◆ PROBLEM: Locate each line in the records containing "长大后竟真的成为了一名水手". Copy it.

◆ RECORDS FOR THIS TASK:

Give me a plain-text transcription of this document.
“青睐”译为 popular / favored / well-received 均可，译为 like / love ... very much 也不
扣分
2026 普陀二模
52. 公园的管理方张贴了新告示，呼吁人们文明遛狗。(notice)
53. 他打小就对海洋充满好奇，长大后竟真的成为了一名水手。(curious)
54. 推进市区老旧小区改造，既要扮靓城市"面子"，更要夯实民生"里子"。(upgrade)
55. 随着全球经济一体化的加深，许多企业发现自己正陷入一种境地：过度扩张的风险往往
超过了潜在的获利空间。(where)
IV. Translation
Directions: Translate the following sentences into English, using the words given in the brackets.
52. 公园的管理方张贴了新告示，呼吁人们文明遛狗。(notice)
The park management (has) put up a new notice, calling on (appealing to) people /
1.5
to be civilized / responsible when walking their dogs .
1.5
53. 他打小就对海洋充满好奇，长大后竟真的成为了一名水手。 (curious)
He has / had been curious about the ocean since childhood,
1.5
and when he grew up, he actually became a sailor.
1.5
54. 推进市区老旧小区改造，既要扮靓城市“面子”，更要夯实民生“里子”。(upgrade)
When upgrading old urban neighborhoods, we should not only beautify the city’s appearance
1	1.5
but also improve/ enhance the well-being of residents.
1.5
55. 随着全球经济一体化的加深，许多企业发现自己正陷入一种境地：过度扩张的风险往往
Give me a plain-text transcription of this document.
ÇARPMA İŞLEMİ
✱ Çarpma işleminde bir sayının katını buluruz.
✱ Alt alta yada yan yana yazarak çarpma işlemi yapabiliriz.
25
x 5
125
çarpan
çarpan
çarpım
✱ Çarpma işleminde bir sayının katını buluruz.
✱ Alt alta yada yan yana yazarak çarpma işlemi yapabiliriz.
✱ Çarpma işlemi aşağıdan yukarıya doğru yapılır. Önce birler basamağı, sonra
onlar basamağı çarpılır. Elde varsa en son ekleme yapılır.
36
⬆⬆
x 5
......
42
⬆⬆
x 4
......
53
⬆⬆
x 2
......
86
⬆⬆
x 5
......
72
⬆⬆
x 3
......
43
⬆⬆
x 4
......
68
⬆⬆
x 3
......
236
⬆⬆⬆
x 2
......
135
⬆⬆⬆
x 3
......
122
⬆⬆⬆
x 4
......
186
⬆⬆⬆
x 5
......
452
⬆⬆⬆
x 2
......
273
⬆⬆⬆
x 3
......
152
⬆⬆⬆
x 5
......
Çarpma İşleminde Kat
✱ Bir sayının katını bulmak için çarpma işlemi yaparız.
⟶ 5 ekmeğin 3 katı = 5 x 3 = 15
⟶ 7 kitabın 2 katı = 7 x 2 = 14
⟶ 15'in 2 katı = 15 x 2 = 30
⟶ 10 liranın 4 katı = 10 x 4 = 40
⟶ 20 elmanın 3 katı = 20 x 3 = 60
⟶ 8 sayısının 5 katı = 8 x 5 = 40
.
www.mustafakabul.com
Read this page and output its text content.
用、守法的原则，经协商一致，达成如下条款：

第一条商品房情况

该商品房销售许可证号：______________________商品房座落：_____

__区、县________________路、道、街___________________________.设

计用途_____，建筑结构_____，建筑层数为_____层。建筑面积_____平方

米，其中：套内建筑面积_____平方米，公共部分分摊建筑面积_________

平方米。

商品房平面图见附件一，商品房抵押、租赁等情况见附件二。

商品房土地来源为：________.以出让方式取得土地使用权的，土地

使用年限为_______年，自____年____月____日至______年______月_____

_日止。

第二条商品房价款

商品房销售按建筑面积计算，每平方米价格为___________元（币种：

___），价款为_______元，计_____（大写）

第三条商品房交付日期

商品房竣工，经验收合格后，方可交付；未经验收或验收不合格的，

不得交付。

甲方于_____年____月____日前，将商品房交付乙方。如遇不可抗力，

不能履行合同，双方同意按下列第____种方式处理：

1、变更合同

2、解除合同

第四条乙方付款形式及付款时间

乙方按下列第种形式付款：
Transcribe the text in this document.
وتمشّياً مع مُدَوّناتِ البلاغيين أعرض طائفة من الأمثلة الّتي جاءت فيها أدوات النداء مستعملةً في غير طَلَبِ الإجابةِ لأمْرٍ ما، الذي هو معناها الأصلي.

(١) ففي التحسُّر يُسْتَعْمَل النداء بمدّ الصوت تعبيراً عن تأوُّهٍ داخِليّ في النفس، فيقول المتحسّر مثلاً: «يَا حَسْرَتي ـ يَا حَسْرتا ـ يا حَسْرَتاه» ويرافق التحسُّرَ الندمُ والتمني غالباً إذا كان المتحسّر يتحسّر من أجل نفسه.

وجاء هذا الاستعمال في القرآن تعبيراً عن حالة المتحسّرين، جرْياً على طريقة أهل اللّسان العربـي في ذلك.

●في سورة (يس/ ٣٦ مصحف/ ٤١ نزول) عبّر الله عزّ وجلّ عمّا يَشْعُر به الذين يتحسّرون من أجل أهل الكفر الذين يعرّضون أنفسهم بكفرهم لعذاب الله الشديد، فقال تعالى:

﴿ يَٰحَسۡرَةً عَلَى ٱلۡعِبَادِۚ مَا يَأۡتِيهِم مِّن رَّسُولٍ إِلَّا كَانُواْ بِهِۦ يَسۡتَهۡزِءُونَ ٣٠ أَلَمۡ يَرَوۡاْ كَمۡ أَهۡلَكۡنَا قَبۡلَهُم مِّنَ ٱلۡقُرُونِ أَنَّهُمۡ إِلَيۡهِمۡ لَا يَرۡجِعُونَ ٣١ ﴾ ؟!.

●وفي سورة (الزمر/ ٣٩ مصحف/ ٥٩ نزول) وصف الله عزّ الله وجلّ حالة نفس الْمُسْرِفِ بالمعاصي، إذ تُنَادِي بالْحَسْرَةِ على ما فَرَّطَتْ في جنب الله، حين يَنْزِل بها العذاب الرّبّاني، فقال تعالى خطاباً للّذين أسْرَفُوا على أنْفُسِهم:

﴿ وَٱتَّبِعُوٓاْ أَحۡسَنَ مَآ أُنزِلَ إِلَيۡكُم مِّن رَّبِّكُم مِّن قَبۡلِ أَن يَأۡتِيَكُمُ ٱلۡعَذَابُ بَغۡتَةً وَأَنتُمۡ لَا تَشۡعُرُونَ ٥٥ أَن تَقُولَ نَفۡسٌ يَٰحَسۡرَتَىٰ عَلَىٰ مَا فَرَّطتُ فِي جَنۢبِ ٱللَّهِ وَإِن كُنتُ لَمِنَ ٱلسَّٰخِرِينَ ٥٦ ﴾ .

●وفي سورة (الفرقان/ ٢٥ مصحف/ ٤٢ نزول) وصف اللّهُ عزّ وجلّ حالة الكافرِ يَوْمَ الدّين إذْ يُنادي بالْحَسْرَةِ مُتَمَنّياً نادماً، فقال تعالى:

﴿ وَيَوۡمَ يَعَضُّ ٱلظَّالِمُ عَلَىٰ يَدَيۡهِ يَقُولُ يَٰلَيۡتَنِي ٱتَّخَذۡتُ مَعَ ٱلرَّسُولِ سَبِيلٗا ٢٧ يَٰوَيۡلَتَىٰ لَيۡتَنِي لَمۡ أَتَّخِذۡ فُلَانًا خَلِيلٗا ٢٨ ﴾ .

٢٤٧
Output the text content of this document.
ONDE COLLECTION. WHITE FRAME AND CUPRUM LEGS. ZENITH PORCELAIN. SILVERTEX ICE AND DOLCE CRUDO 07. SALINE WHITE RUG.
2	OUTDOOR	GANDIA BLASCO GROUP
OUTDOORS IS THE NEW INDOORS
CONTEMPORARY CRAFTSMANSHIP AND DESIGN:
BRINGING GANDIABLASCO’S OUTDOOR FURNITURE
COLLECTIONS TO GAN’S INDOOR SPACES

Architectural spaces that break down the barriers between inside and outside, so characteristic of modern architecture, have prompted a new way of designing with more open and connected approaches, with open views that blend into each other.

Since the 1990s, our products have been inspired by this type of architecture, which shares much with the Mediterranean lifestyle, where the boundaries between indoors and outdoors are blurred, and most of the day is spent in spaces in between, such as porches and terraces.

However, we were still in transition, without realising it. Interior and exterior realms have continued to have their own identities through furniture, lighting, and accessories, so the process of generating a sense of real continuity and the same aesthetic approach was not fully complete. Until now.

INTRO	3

◆ COMPLETE OUTPUT:
53. 他打小就对海洋充满好奇，长大后竟真的成为了一名水手。(curious)
53. 他打小就对海洋充满好奇，长大后竟真的成为了一名水手。 (curious)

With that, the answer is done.